--- Task directions ---
From the listing below, extract every line in which the word "complete" appears.

Part of a data file:
══════════════════════════════

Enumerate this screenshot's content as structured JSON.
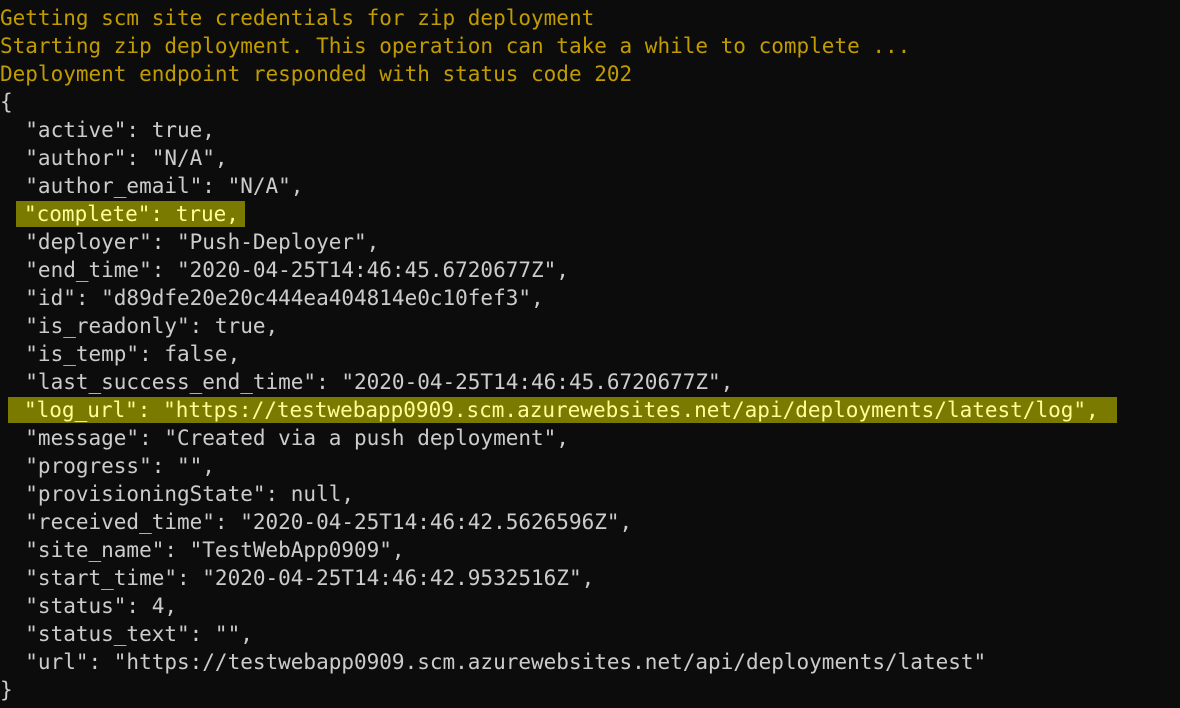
{
  "terminal": {
    "status_lines": [
      "Getting scm site credentials for zip deployment",
      "Starting zip deployment. This operation can take a while to complete ...",
      "Deployment endpoint responded with status code 202"
    ],
    "open_brace": "{",
    "close_brace": "}",
    "json_lines": [
      "  \"active\": true,",
      "  \"author\": \"N/A\",",
      "  \"author_email\": \"N/A\",",
      "\"complete\": true,",
      "  \"deployer\": \"Push-Deployer\",",
      "  \"end_time\": \"2020-04-25T14:46:45.6720677Z\",",
      "  \"id\": \"d89dfe20e20c444ea404814e0c10fef3\",",
      "  \"is_readonly\": true,",
      "  \"is_temp\": false,",
      "  \"last_success_end_time\": \"2020-04-25T14:46:45.6720677Z\",",
      "\"log_url\": \"https://testwebapp0909.scm.azurewebsites.net/api/deployments/latest/log\",",
      "  \"message\": \"Created via a push deployment\",",
      "  \"progress\": \"\",",
      "  \"provisioningState\": null,",
      "  \"received_time\": \"2020-04-25T14:46:42.5626596Z\",",
      "  \"site_name\": \"TestWebApp0909\",",
      "  \"start_time\": \"2020-04-25T14:46:42.9532516Z\",",
      "  \"status\": 4,",
      "  \"status_text\": \"\",",
      "  \"url\": \"https://testwebapp0909.scm.azurewebsites.net/api/deployments/latest\""
    ]
  },
  "colors": {
    "background": "#0c0c0c",
    "foreground": "#cccccc",
    "warning": "#c19c00",
    "highlight_bg": "#7a7a00",
    "highlight_fg": "#ffff9a"
  }
}
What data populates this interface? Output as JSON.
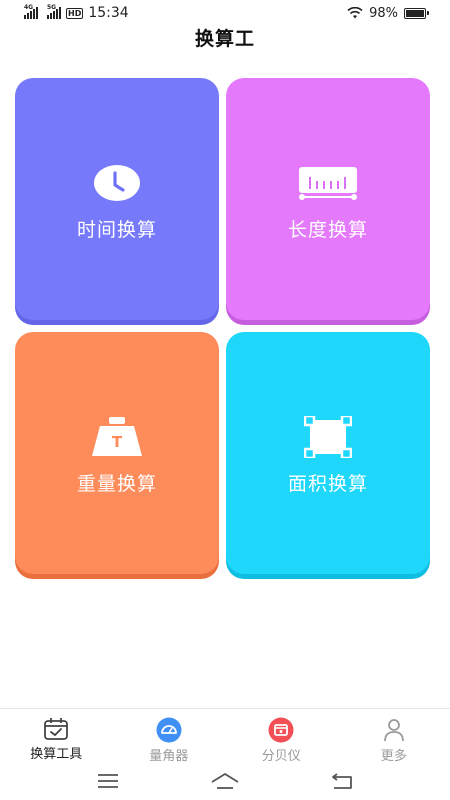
{
  "status_bar": {
    "sim1": "4G",
    "sim2": "5G",
    "hd": "HD",
    "time": "15:34",
    "battery": "98%",
    "battery_level": 0.98
  },
  "header": {
    "title": "换算工"
  },
  "cards": [
    {
      "label": "时间换算",
      "icon": "clock-icon",
      "color": "#7779fb"
    },
    {
      "label": "长度换算",
      "icon": "ruler-icon",
      "color": "#e479fb"
    },
    {
      "label": "重量换算",
      "icon": "weight-icon",
      "color": "#fe8b5a"
    },
    {
      "label": "面积换算",
      "icon": "area-icon",
      "color": "#1ed7fb"
    }
  ],
  "weight_icon_letter": "T",
  "bottom_nav": {
    "items": [
      {
        "label": "换算工具",
        "icon": "calendar-check-icon",
        "active": true
      },
      {
        "label": "量角器",
        "icon": "protractor-icon",
        "active": false
      },
      {
        "label": "分贝仪",
        "icon": "decibel-icon",
        "active": false
      },
      {
        "label": "更多",
        "icon": "user-icon",
        "active": false
      }
    ]
  },
  "system_nav": [
    "menu-icon",
    "home-icon",
    "back-icon"
  ]
}
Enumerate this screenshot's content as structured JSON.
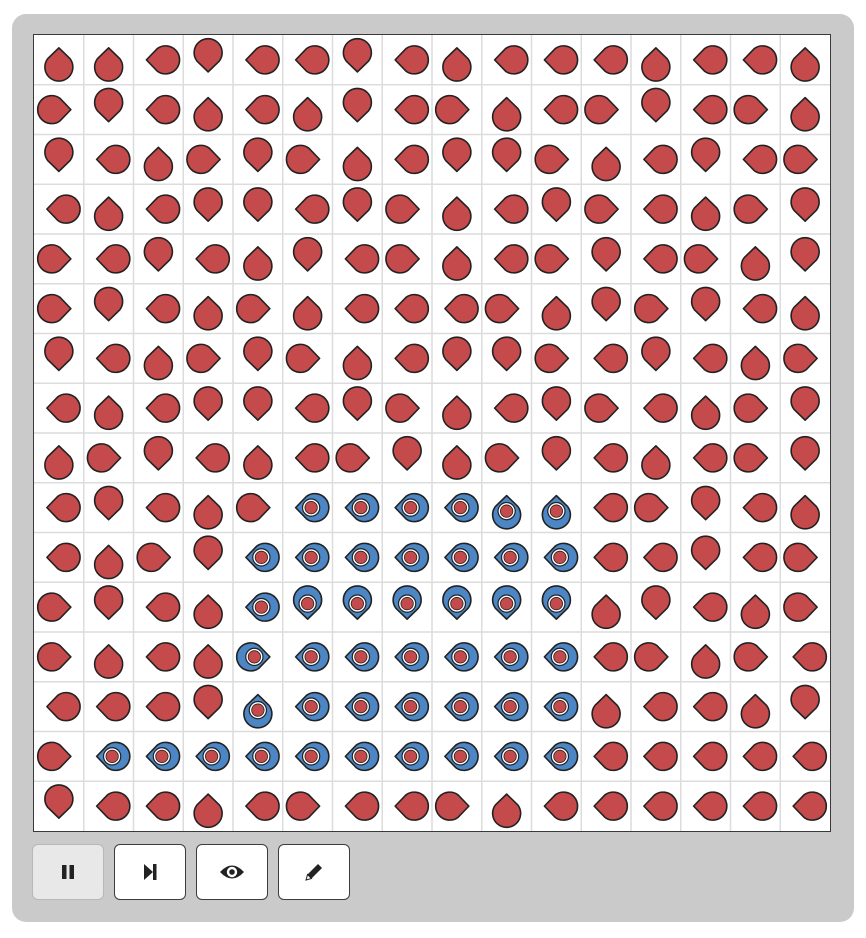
{
  "grid": {
    "rows": 16,
    "cols": 16,
    "colors": {
      "red_fill": "#c44a4b",
      "blue_fill": "#4d86c4",
      "outline": "#222222",
      "grid_line": "#dcdcdc"
    },
    "directions": [
      "uuldlldlulllullu",
      "rdluludlrulrdlru",
      "dlurdrulddruldlr",
      "lulddldruldrlurd",
      "rldludlrulrdlrud",
      "rdlurulllrudrdlu",
      "dlurdrulddrldlur",
      "lulddldruldrlurd",
      "urdlulrdurdlulrd",
      "ldlurlllluulrdlu",
      "lurdllllllllldlr",
      "rdlulddddddudlur",
      "rulurlllllllrurl",
      "llldullllllullud",
      "rlllllllllllllll",
      "dllulrllrullllll"
    ],
    "blue_cells": [
      [
        9,
        5
      ],
      [
        9,
        6
      ],
      [
        9,
        7
      ],
      [
        9,
        8
      ],
      [
        9,
        9
      ],
      [
        9,
        10
      ],
      [
        10,
        4
      ],
      [
        10,
        5
      ],
      [
        10,
        6
      ],
      [
        10,
        7
      ],
      [
        10,
        8
      ],
      [
        10,
        9
      ],
      [
        10,
        10
      ],
      [
        11,
        4
      ],
      [
        11,
        5
      ],
      [
        11,
        6
      ],
      [
        11,
        7
      ],
      [
        11,
        8
      ],
      [
        11,
        9
      ],
      [
        11,
        10
      ],
      [
        12,
        4
      ],
      [
        12,
        5
      ],
      [
        12,
        6
      ],
      [
        12,
        7
      ],
      [
        12,
        8
      ],
      [
        12,
        9
      ],
      [
        12,
        10
      ],
      [
        13,
        4
      ],
      [
        13,
        5
      ],
      [
        13,
        6
      ],
      [
        13,
        7
      ],
      [
        13,
        8
      ],
      [
        13,
        9
      ],
      [
        13,
        10
      ],
      [
        14,
        1
      ],
      [
        14,
        2
      ],
      [
        14,
        3
      ],
      [
        14,
        4
      ],
      [
        14,
        5
      ],
      [
        14,
        6
      ],
      [
        14,
        7
      ],
      [
        14,
        8
      ],
      [
        14,
        9
      ],
      [
        14,
        10
      ]
    ]
  },
  "controls": {
    "pause": {
      "icon": "pause-icon",
      "pressed": true
    },
    "step": {
      "icon": "step-forward-icon",
      "pressed": false
    },
    "view": {
      "icon": "eye-icon",
      "pressed": false
    },
    "edit": {
      "icon": "pencil-icon",
      "pressed": false
    }
  }
}
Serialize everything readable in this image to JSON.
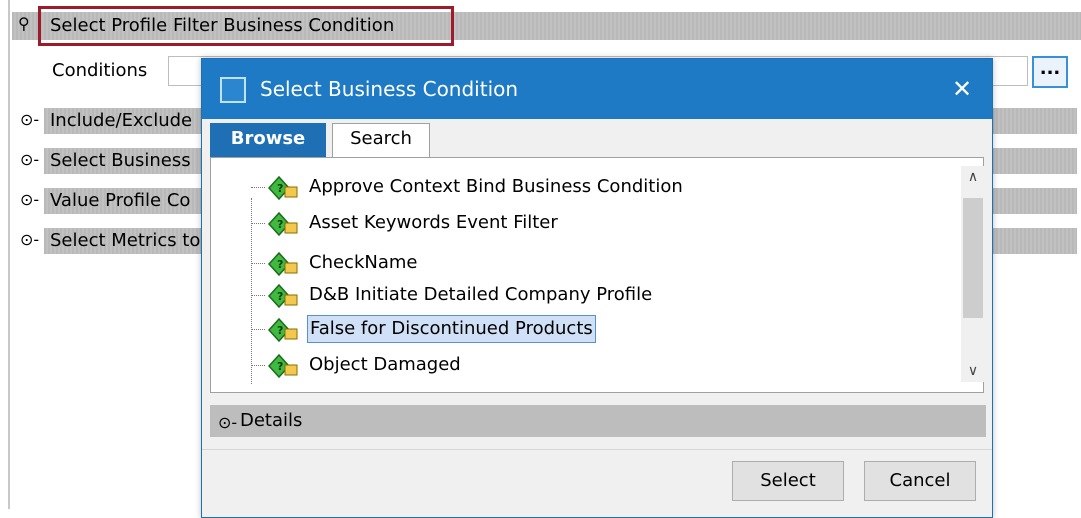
{
  "main": {
    "section_header": "Select Profile Filter Business Condition",
    "conditions_label": "Conditions",
    "conditions_value": "",
    "ellipsis_label": "...",
    "sections": [
      "Include/Exclude",
      "Select Business",
      "Value Profile Co",
      "Select Metrics to"
    ]
  },
  "dialog": {
    "title": "Select Business Condition",
    "close_symbol": "✕",
    "tabs": [
      {
        "label": "Browse",
        "active": true
      },
      {
        "label": "Search",
        "active": false
      }
    ],
    "tree_items": [
      {
        "label": "Approve Context Bind Business Condition",
        "selected": false
      },
      {
        "label": "Asset Keywords Event Filter",
        "selected": false
      },
      {
        "label": "CheckName",
        "selected": false
      },
      {
        "label": "D&B Initiate Detailed Company Profile",
        "selected": false
      },
      {
        "label": "False for Discontinued Products",
        "selected": true
      },
      {
        "label": "Object Damaged",
        "selected": false
      }
    ],
    "details_label": "Details",
    "select_button": "Select",
    "cancel_button": "Cancel",
    "colors": {
      "titlebar": "#1e7ac4",
      "active_tab": "#1e6fb3",
      "highlight_border": "#9e1b2b",
      "selection": "#cfe0f7"
    }
  },
  "icons": {
    "tree_item_icon": "business-condition-icon",
    "section_pin": "pin-icon",
    "expand_pin": "collapsed-pin-icon"
  }
}
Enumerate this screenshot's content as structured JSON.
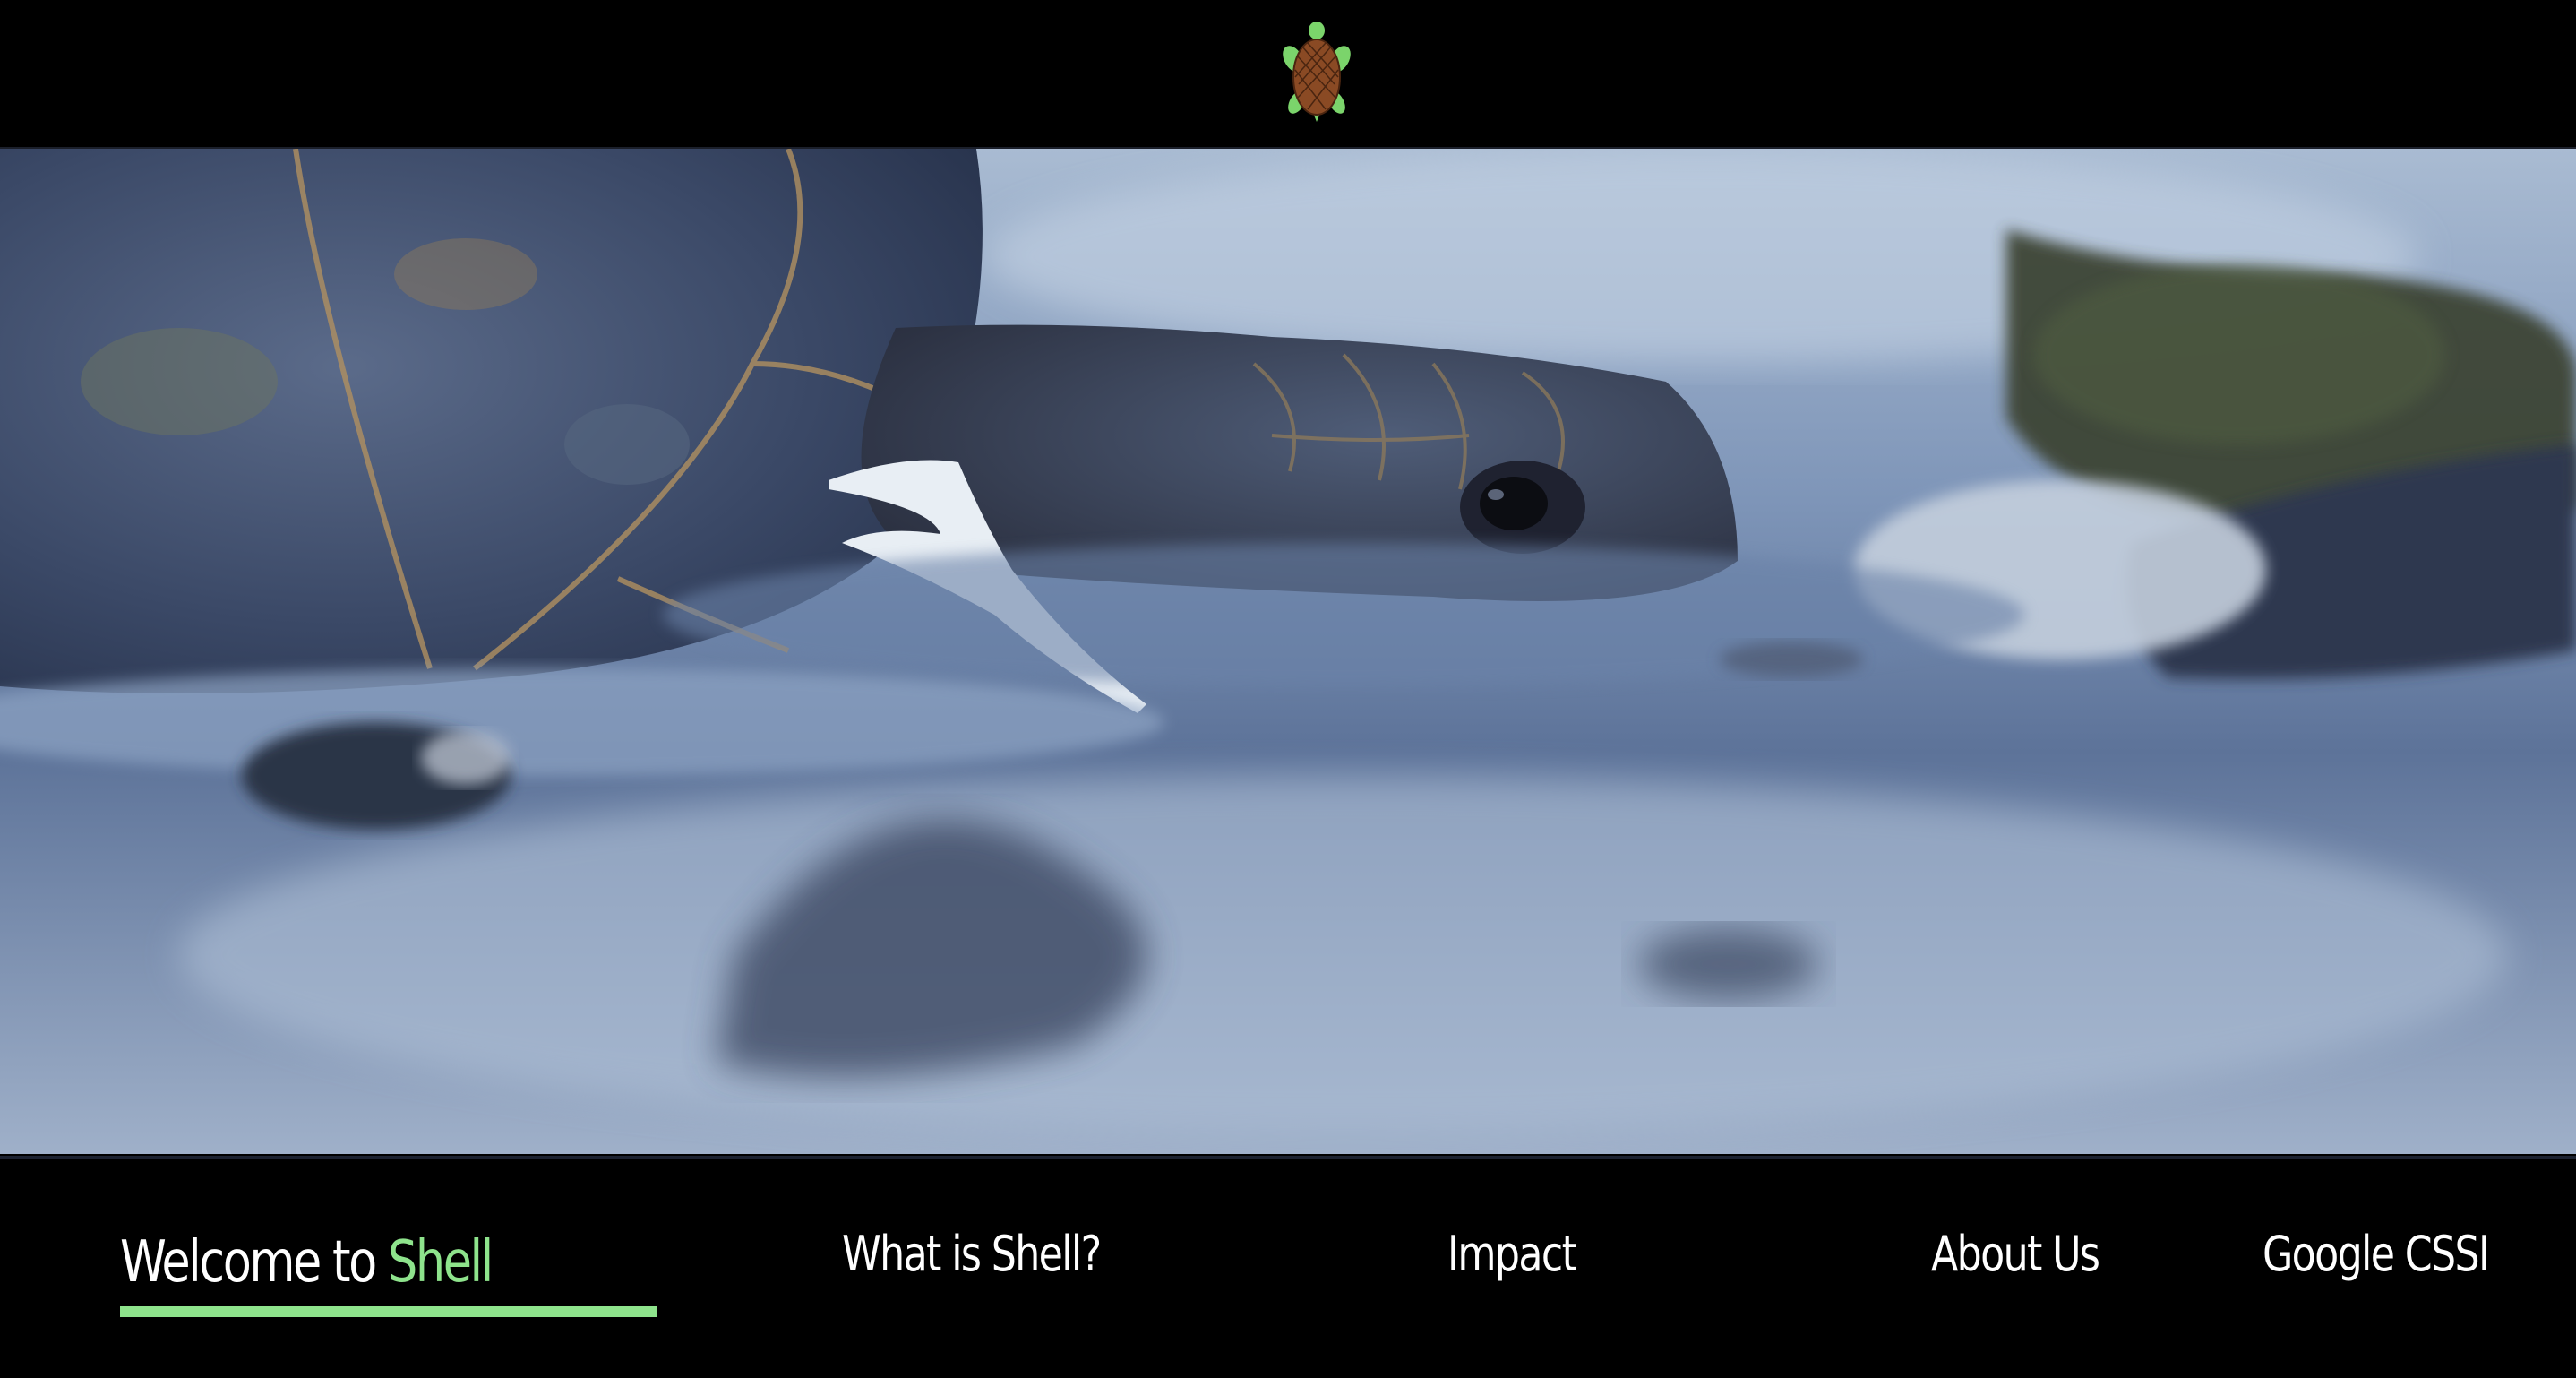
{
  "header": {
    "logo_icon": "turtle-icon"
  },
  "hero": {
    "image": "sea-turtle-with-plastic-photo"
  },
  "footer_nav": {
    "welcome_prefix": "Welcome to ",
    "brand": "Shell",
    "items": [
      {
        "label": "What is Shell?"
      },
      {
        "label": "Impact"
      },
      {
        "label": "About Us"
      },
      {
        "label": "Google CSSI"
      }
    ]
  },
  "colors": {
    "background": "#000000",
    "accent": "#8ee38c",
    "text": "#ffffff"
  }
}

══════════════════════════════

--- Solution to the problem ---
      "Starting zip deployment. This operation can take a while to complete ...",
      "\"complete\": true,",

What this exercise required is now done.